→ Task brief
Extract every line that contains the string "观察现象".

--- Provided data ---

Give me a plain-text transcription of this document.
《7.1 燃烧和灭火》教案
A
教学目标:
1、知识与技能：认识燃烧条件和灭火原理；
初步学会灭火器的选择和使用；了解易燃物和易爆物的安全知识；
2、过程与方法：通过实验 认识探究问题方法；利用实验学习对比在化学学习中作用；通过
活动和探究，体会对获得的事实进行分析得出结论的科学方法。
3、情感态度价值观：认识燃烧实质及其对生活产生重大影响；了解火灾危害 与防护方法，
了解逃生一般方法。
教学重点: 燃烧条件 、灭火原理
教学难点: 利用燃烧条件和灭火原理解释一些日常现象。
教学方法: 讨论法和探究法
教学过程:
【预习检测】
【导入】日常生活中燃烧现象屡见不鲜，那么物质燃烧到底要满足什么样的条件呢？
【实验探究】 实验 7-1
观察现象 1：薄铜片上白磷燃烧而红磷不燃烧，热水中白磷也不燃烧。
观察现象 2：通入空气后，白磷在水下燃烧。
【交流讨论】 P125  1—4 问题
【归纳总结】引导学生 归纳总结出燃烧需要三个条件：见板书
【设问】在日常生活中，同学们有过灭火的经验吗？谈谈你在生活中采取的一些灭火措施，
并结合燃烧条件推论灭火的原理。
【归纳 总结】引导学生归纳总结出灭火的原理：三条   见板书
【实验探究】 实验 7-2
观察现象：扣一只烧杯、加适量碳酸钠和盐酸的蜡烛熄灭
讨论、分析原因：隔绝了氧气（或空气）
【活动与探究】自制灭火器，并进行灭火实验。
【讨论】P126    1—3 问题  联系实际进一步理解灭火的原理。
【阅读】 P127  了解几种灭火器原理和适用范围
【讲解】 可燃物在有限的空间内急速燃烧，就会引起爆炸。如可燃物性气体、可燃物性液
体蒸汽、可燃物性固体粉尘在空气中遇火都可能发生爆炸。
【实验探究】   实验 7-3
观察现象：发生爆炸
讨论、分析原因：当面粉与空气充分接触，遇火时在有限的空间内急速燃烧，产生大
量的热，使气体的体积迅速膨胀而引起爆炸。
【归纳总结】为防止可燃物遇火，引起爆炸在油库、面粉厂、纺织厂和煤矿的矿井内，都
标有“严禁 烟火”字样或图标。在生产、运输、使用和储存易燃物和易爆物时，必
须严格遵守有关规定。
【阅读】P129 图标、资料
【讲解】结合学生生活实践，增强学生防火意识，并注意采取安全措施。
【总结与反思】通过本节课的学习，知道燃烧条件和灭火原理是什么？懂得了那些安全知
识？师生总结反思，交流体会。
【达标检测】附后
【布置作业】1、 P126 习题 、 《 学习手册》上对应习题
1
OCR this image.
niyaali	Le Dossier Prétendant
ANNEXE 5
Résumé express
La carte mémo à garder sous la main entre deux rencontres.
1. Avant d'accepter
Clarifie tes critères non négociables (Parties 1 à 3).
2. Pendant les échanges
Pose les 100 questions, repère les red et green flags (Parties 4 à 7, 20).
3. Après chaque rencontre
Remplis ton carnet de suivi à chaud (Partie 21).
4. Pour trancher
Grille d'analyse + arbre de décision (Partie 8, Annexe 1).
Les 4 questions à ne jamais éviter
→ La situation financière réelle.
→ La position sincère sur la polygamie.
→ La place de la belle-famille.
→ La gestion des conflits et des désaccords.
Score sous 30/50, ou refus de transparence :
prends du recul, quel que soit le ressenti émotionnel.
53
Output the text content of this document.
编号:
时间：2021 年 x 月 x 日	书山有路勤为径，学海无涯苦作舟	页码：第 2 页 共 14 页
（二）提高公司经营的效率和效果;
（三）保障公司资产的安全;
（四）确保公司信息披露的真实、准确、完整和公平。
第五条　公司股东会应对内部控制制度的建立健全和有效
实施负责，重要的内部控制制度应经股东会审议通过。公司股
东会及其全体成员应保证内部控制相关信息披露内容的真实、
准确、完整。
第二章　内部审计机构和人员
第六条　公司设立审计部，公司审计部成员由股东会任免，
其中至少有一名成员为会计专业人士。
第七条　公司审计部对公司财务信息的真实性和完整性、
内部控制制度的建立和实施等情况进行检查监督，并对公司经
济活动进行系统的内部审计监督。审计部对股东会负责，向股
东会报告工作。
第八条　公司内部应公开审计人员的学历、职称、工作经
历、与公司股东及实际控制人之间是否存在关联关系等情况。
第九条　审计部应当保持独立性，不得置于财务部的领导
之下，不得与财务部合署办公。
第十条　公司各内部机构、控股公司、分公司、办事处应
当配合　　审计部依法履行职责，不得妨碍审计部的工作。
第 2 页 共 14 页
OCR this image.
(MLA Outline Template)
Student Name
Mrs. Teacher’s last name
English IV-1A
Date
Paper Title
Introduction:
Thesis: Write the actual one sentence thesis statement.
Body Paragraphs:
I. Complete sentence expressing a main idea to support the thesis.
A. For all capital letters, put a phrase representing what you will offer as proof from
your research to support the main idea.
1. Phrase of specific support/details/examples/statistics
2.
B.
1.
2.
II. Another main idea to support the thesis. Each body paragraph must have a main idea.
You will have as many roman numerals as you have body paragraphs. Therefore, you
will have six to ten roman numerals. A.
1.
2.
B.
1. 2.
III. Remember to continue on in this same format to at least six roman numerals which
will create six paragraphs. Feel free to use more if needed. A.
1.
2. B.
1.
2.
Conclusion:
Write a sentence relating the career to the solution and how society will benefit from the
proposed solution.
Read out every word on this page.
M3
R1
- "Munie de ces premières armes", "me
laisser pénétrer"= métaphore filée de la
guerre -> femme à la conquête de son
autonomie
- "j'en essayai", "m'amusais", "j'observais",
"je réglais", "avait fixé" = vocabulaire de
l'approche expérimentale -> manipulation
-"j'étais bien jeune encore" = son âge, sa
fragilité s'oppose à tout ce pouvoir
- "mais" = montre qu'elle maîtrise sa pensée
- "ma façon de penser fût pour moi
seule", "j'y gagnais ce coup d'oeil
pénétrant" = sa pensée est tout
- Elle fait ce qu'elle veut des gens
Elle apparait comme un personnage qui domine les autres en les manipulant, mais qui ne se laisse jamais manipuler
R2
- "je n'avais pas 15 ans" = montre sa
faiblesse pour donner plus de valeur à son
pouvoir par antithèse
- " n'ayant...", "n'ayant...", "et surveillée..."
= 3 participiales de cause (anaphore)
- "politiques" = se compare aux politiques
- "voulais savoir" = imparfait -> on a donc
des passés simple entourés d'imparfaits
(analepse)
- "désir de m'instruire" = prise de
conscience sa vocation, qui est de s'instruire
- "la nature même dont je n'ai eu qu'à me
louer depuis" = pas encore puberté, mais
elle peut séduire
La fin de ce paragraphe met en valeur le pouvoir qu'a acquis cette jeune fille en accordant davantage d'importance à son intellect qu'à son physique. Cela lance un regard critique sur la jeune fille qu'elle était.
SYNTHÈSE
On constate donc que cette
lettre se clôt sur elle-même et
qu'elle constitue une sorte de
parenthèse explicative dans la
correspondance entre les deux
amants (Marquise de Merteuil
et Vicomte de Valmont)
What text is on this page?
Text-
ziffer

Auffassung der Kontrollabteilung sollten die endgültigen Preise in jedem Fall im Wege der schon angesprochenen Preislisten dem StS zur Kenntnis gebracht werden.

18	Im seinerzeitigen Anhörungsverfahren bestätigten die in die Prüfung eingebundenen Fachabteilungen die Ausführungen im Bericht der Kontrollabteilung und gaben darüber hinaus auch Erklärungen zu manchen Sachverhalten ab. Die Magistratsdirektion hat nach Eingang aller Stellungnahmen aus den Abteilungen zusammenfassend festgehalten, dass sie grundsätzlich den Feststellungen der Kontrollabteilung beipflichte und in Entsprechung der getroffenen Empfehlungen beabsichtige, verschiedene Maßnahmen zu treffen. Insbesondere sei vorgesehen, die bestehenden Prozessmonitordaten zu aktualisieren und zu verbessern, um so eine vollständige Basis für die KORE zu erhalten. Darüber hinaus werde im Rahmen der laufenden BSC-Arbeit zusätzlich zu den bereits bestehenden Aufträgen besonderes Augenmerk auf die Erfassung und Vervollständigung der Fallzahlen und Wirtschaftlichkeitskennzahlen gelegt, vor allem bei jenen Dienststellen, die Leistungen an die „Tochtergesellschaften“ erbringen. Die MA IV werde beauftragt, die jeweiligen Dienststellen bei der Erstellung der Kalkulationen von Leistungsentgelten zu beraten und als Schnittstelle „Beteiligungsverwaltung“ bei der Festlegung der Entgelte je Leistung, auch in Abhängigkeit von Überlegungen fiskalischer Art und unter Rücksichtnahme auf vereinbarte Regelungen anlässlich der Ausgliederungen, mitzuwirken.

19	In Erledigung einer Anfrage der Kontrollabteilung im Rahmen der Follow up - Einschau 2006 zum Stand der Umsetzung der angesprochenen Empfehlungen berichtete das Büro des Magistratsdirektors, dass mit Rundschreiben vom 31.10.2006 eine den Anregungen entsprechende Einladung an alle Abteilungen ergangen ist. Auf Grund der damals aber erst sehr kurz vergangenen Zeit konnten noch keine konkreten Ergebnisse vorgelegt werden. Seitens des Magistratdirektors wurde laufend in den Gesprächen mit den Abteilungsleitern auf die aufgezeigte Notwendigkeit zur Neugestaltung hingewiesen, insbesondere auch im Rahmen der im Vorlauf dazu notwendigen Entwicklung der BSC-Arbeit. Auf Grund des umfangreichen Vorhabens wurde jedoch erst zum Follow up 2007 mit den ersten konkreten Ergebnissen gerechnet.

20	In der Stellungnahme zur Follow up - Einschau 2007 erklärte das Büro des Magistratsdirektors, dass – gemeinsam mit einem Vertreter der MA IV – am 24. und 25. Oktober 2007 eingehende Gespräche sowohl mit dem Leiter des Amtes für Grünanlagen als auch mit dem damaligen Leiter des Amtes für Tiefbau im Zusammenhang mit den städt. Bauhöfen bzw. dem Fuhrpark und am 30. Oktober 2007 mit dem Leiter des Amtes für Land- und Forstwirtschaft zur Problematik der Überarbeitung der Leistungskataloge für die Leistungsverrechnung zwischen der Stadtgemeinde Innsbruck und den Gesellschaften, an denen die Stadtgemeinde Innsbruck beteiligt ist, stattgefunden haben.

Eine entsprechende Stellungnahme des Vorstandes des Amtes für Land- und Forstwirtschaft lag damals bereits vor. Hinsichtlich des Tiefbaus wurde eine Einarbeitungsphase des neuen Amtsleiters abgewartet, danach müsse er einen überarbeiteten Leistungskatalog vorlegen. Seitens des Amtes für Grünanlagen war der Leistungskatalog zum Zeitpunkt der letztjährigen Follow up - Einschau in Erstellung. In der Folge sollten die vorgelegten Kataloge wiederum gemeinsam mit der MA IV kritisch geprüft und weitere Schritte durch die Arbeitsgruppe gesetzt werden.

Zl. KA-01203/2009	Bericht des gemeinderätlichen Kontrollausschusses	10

---

→ The reply
观察现象 1：薄铜片上白磷燃烧而红磷不燃烧，热水中白磷也不燃烧。
观察现象 2：通入空气后，白磷在水下燃烧。
观察现象：扣一只烧杯、加适量碳酸钠和盐酸的蜡烛熄灭
观察现象：发生爆炸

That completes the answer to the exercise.